The listing below is the input. Say how many of its lines contain "this", giving the number alone.

- **Records from a collection**
....
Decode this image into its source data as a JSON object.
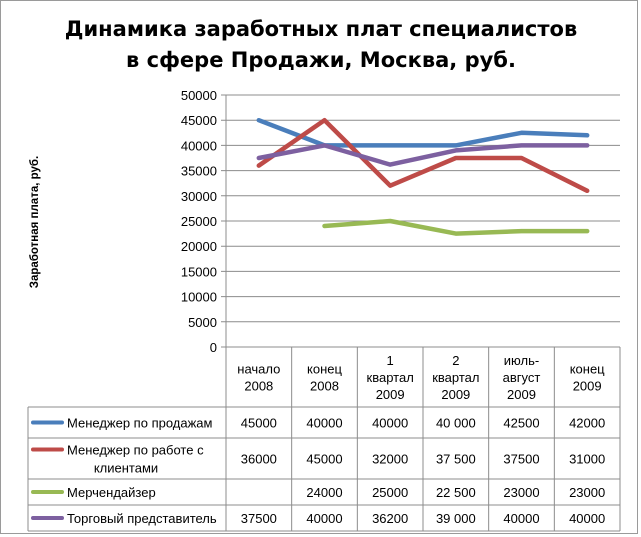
{
  "chart_data": {
    "type": "line",
    "title_lines": [
      "Динамика заработных плат специалистов",
      "в сфере Продажи, Москва, руб."
    ],
    "ylabel": "Заработная плата, руб.",
    "ylim": [
      0,
      50000
    ],
    "yticks": [
      0,
      5000,
      10000,
      15000,
      20000,
      25000,
      30000,
      35000,
      40000,
      45000,
      50000
    ],
    "categories": [
      [
        "начало",
        "2008"
      ],
      [
        "конец",
        "2008"
      ],
      [
        "1",
        "квартал",
        "2009"
      ],
      [
        "2",
        "квартал",
        "2009"
      ],
      [
        "июль-",
        "август",
        "2009"
      ],
      [
        "конец",
        "2009"
      ]
    ],
    "grid": "horizontal",
    "legend": "data-table",
    "series": [
      {
        "name_lines": [
          "Менеджер по продажам"
        ],
        "color": "#4a7ebb",
        "values": [
          45000,
          40000,
          40000,
          40000,
          42500,
          42000
        ],
        "labels": [
          "45000",
          "40000",
          "40000",
          "40 000",
          "42500",
          "42000"
        ]
      },
      {
        "name_lines": [
          "Менеджер по работе с",
          "клиентами"
        ],
        "color": "#be4b48",
        "values": [
          36000,
          45000,
          32000,
          37500,
          37500,
          31000
        ],
        "labels": [
          "36000",
          "45000",
          "32000",
          "37 500",
          "37500",
          "31000"
        ]
      },
      {
        "name_lines": [
          "Мерчендайзер"
        ],
        "color": "#98b954",
        "values": [
          null,
          24000,
          25000,
          22500,
          23000,
          23000
        ],
        "labels": [
          "",
          "24000",
          "25000",
          "22 500",
          "23000",
          "23000"
        ]
      },
      {
        "name_lines": [
          "Торговый представитель"
        ],
        "color": "#7d60a0",
        "values": [
          37500,
          40000,
          36200,
          39000,
          40000,
          40000
        ],
        "labels": [
          "37500",
          "40000",
          "36200",
          "39 000",
          "40000",
          "40000"
        ]
      }
    ]
  }
}
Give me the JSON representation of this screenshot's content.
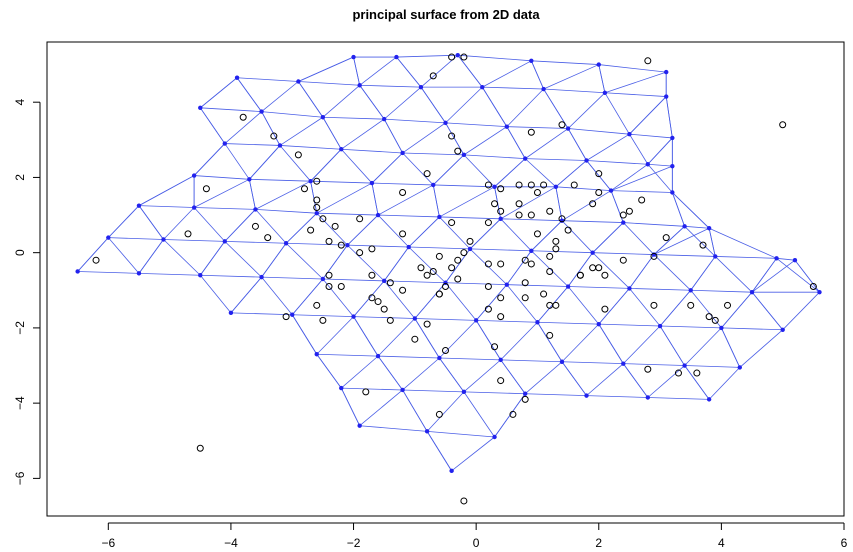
{
  "chart_data": {
    "type": "scatter",
    "title": "principal surface from 2D data",
    "xlabel": "",
    "ylabel": "",
    "xlim": [
      -7.0,
      6.0
    ],
    "ylim": [
      -7.0,
      5.6
    ],
    "x_ticks": [
      -6,
      -4,
      -2,
      0,
      2,
      4,
      6
    ],
    "y_ticks": [
      -6,
      -4,
      -2,
      0,
      2,
      4
    ],
    "grid": false,
    "colors": {
      "mesh": "#4a5ee6",
      "node": "#2222ee",
      "points": "#000000"
    },
    "mesh_rows": [
      [
        [
          -2.0,
          5.2
        ],
        [
          -1.3,
          5.2
        ],
        [
          -0.3,
          5.25
        ],
        [
          0.9,
          5.1
        ],
        [
          2.0,
          5.0
        ],
        [
          3.1,
          4.8
        ]
      ],
      [
        [
          -3.9,
          4.65
        ],
        [
          -2.9,
          4.55
        ],
        [
          -1.9,
          4.45
        ],
        [
          -0.9,
          4.4
        ],
        [
          0.1,
          4.4
        ],
        [
          1.1,
          4.35
        ],
        [
          2.1,
          4.25
        ],
        [
          3.1,
          4.15
        ]
      ],
      [
        [
          -4.5,
          3.85
        ],
        [
          -3.5,
          3.75
        ],
        [
          -2.5,
          3.6
        ],
        [
          -1.5,
          3.55
        ],
        [
          -0.5,
          3.45
        ],
        [
          0.5,
          3.35
        ],
        [
          1.5,
          3.3
        ],
        [
          2.5,
          3.15
        ],
        [
          3.2,
          3.05
        ]
      ],
      [
        [
          -4.1,
          2.9
        ],
        [
          -3.2,
          2.85
        ],
        [
          -2.2,
          2.75
        ],
        [
          -1.2,
          2.65
        ],
        [
          -0.2,
          2.6
        ],
        [
          0.8,
          2.5
        ],
        [
          1.8,
          2.45
        ],
        [
          2.8,
          2.35
        ],
        [
          3.2,
          2.3
        ]
      ],
      [
        [
          -4.6,
          2.05
        ],
        [
          -3.7,
          1.95
        ],
        [
          -2.7,
          1.9
        ],
        [
          -1.7,
          1.85
        ],
        [
          -0.7,
          1.8
        ],
        [
          0.3,
          1.75
        ],
        [
          1.3,
          1.75
        ],
        [
          2.2,
          1.65
        ],
        [
          3.2,
          1.6
        ]
      ],
      [
        [
          -5.5,
          1.25
        ],
        [
          -4.6,
          1.2
        ],
        [
          -3.6,
          1.15
        ],
        [
          -2.6,
          1.05
        ],
        [
          -1.6,
          1.0
        ],
        [
          -0.6,
          0.95
        ],
        [
          0.4,
          0.9
        ],
        [
          1.4,
          0.85
        ],
        [
          2.4,
          0.8
        ],
        [
          3.4,
          0.7
        ],
        [
          3.8,
          0.65
        ]
      ],
      [
        [
          -6.0,
          0.4
        ],
        [
          -5.1,
          0.35
        ],
        [
          -4.1,
          0.3
        ],
        [
          -3.1,
          0.25
        ],
        [
          -2.1,
          0.2
        ],
        [
          -1.1,
          0.15
        ],
        [
          -0.1,
          0.1
        ],
        [
          0.9,
          0.05
        ],
        [
          1.9,
          0.0
        ],
        [
          2.9,
          -0.05
        ],
        [
          3.9,
          -0.1
        ],
        [
          4.9,
          -0.15
        ],
        [
          5.2,
          -0.2
        ]
      ],
      [
        [
          -6.5,
          -0.5
        ],
        [
          -5.5,
          -0.55
        ],
        [
          -4.5,
          -0.6
        ],
        [
          -3.5,
          -0.65
        ],
        [
          -2.5,
          -0.7
        ],
        [
          -1.5,
          -0.75
        ],
        [
          -0.5,
          -0.8
        ],
        [
          0.5,
          -0.85
        ],
        [
          1.5,
          -0.9
        ],
        [
          2.5,
          -0.95
        ],
        [
          3.5,
          -1.0
        ],
        [
          4.5,
          -1.05
        ],
        [
          5.6,
          -1.05
        ]
      ],
      [
        [
          -4.0,
          -1.6
        ],
        [
          -3.0,
          -1.65
        ],
        [
          -2.0,
          -1.7
        ],
        [
          -1.0,
          -1.75
        ],
        [
          0.0,
          -1.8
        ],
        [
          1.0,
          -1.85
        ],
        [
          2.0,
          -1.9
        ],
        [
          3.0,
          -1.95
        ],
        [
          4.0,
          -2.0
        ],
        [
          5.0,
          -2.05
        ]
      ],
      [
        [
          -2.6,
          -2.7
        ],
        [
          -1.6,
          -2.75
        ],
        [
          -0.6,
          -2.8
        ],
        [
          0.4,
          -2.85
        ],
        [
          1.4,
          -2.9
        ],
        [
          2.4,
          -2.95
        ],
        [
          3.4,
          -3.0
        ],
        [
          4.3,
          -3.05
        ]
      ],
      [
        [
          -2.2,
          -3.6
        ],
        [
          -1.2,
          -3.65
        ],
        [
          -0.2,
          -3.7
        ],
        [
          0.8,
          -3.75
        ],
        [
          1.8,
          -3.8
        ],
        [
          2.8,
          -3.85
        ],
        [
          3.8,
          -3.9
        ]
      ],
      [
        [
          -1.9,
          -4.6
        ],
        [
          -0.8,
          -4.75
        ],
        [
          0.3,
          -4.9
        ]
      ],
      [
        [
          -0.4,
          -5.8
        ]
      ]
    ],
    "points": [
      [
        -0.4,
        5.2
      ],
      [
        -0.2,
        5.2
      ],
      [
        -0.7,
        4.7
      ],
      [
        2.8,
        5.1
      ],
      [
        5.0,
        3.4
      ],
      [
        -3.8,
        3.6
      ],
      [
        -3.3,
        3.1
      ],
      [
        1.4,
        3.4
      ],
      [
        -0.4,
        3.1
      ],
      [
        -0.3,
        2.7
      ],
      [
        -2.9,
        2.6
      ],
      [
        0.9,
        3.2
      ],
      [
        -2.6,
        1.9
      ],
      [
        -4.4,
        1.7
      ],
      [
        -2.8,
        1.7
      ],
      [
        -2.6,
        1.4
      ],
      [
        -1.2,
        1.6
      ],
      [
        -0.8,
        2.1
      ],
      [
        0.2,
        1.8
      ],
      [
        0.4,
        1.7
      ],
      [
        0.7,
        1.8
      ],
      [
        0.9,
        1.8
      ],
      [
        1.0,
        1.6
      ],
      [
        1.1,
        1.8
      ],
      [
        1.6,
        1.8
      ],
      [
        2.0,
        1.6
      ],
      [
        1.9,
        1.3
      ],
      [
        2.0,
        2.1
      ],
      [
        -2.6,
        1.2
      ],
      [
        -1.9,
        0.9
      ],
      [
        -2.3,
        0.7
      ],
      [
        -2.5,
        0.9
      ],
      [
        -3.6,
        0.7
      ],
      [
        -4.7,
        0.5
      ],
      [
        -0.4,
        0.8
      ],
      [
        0.2,
        0.8
      ],
      [
        0.3,
        1.3
      ],
      [
        0.4,
        1.1
      ],
      [
        0.7,
        1.3
      ],
      [
        0.9,
        1.0
      ],
      [
        0.7,
        1.0
      ],
      [
        1.2,
        1.1
      ],
      [
        1.0,
        0.5
      ],
      [
        1.4,
        0.9
      ],
      [
        1.5,
        0.6
      ],
      [
        1.3,
        0.3
      ],
      [
        2.4,
        1.0
      ],
      [
        2.5,
        1.1
      ],
      [
        2.7,
        1.4
      ],
      [
        3.1,
        0.4
      ],
      [
        3.7,
        0.2
      ],
      [
        -6.2,
        -0.2
      ],
      [
        -3.4,
        0.4
      ],
      [
        -2.7,
        0.6
      ],
      [
        -2.4,
        0.3
      ],
      [
        -2.2,
        0.2
      ],
      [
        -1.7,
        0.1
      ],
      [
        -1.9,
        0.0
      ],
      [
        -1.2,
        0.5
      ],
      [
        -0.6,
        -0.1
      ],
      [
        -0.2,
        0.0
      ],
      [
        -0.1,
        0.3
      ],
      [
        -0.4,
        -0.4
      ],
      [
        -0.5,
        -0.9
      ],
      [
        -0.6,
        -1.1
      ],
      [
        -0.3,
        -0.2
      ],
      [
        0.2,
        -0.3
      ],
      [
        0.4,
        -0.3
      ],
      [
        0.8,
        -0.2
      ],
      [
        0.9,
        -0.3
      ],
      [
        0.8,
        -0.8
      ],
      [
        1.2,
        -0.1
      ],
      [
        1.2,
        -0.5
      ],
      [
        1.3,
        0.1
      ],
      [
        1.7,
        -0.6
      ],
      [
        1.9,
        -0.4
      ],
      [
        2.1,
        -0.6
      ],
      [
        2.4,
        -0.2
      ],
      [
        2.9,
        -0.1
      ],
      [
        -2.4,
        -0.6
      ],
      [
        -2.4,
        -0.9
      ],
      [
        -2.2,
        -0.9
      ],
      [
        -1.7,
        -0.6
      ],
      [
        -1.4,
        -0.8
      ],
      [
        -1.7,
        -1.2
      ],
      [
        -1.6,
        -1.3
      ],
      [
        -1.2,
        -1.0
      ],
      [
        -0.7,
        -0.5
      ],
      [
        -0.9,
        -0.4
      ],
      [
        -0.8,
        -0.6
      ],
      [
        -0.6,
        -1.1
      ],
      [
        -0.3,
        -0.7
      ],
      [
        0.2,
        -0.9
      ],
      [
        0.4,
        -1.2
      ],
      [
        0.8,
        -1.2
      ],
      [
        1.1,
        -1.1
      ],
      [
        1.3,
        -1.4
      ],
      [
        1.7,
        -0.6
      ],
      [
        2.0,
        -0.4
      ],
      [
        -2.6,
        -1.4
      ],
      [
        -3.1,
        -1.7
      ],
      [
        -2.5,
        -1.8
      ],
      [
        -1.5,
        -1.5
      ],
      [
        -1.4,
        -1.8
      ],
      [
        -0.8,
        -1.9
      ],
      [
        0.2,
        -1.5
      ],
      [
        0.4,
        -1.7
      ],
      [
        1.2,
        -1.4
      ],
      [
        2.1,
        -1.5
      ],
      [
        2.9,
        -1.4
      ],
      [
        3.5,
        -1.4
      ],
      [
        3.8,
        -1.7
      ],
      [
        3.9,
        -1.8
      ],
      [
        4.1,
        -1.4
      ],
      [
        5.5,
        -0.9
      ],
      [
        -1.0,
        -2.3
      ],
      [
        -0.5,
        -2.6
      ],
      [
        0.3,
        -2.5
      ],
      [
        1.2,
        -2.2
      ],
      [
        0.4,
        -3.4
      ],
      [
        0.8,
        -3.9
      ],
      [
        2.8,
        -3.1
      ],
      [
        3.3,
        -3.2
      ],
      [
        3.6,
        -3.2
      ],
      [
        -1.8,
        -3.7
      ],
      [
        -0.6,
        -4.3
      ],
      [
        0.6,
        -4.3
      ],
      [
        -4.5,
        -5.2
      ],
      [
        -0.2,
        -6.6
      ]
    ]
  }
}
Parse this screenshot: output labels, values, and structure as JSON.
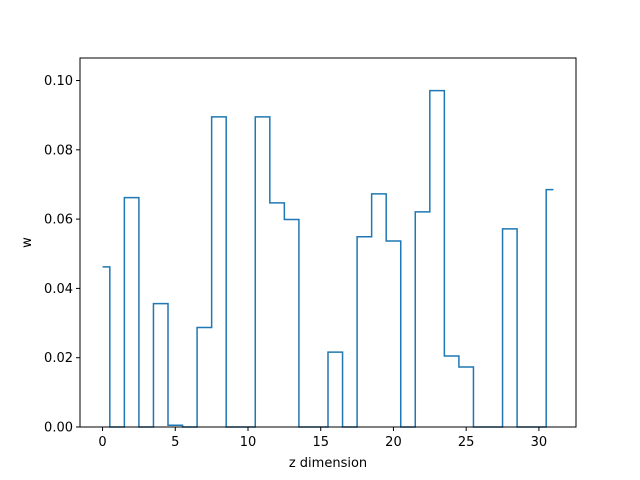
....
- **Task response**
3